INFORMATION SUPPLIED:

◇ ◇ ◇ ◇ ◇

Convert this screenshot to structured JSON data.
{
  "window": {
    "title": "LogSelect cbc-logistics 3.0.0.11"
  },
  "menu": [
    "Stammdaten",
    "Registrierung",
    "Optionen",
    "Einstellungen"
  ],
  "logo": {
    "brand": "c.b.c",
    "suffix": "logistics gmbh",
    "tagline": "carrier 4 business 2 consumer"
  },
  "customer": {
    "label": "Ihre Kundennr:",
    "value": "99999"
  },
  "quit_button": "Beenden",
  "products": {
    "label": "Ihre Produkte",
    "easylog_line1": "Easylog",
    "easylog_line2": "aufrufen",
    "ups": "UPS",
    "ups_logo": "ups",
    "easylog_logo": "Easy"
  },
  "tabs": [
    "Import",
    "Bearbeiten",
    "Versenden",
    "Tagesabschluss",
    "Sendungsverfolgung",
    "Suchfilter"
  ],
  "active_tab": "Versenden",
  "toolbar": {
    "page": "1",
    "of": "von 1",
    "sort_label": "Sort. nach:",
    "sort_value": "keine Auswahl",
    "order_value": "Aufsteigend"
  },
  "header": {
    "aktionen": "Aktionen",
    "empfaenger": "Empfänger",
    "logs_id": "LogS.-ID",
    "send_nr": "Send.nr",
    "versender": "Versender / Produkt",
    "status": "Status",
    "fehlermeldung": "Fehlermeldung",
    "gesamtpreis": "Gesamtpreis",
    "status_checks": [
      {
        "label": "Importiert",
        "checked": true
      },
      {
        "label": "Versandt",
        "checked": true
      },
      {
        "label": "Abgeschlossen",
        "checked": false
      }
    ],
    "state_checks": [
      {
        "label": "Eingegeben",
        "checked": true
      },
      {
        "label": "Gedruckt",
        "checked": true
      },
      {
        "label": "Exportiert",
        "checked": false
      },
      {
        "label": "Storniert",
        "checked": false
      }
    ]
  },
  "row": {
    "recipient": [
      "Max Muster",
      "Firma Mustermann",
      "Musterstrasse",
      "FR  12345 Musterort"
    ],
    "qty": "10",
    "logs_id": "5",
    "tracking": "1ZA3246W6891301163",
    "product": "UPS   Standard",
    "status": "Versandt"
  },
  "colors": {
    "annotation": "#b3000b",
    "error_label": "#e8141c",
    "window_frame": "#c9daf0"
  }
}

◇ ◇ ◇ ◇ ◇

WRITTEN PROBLEM:
Locate all lines that include the word "logistics" and copy them out.

FINAL ANSWER:
    "title": "LogSelect cbc-logistics 3.0.0.11"
    "suffix": "logistics gmbh",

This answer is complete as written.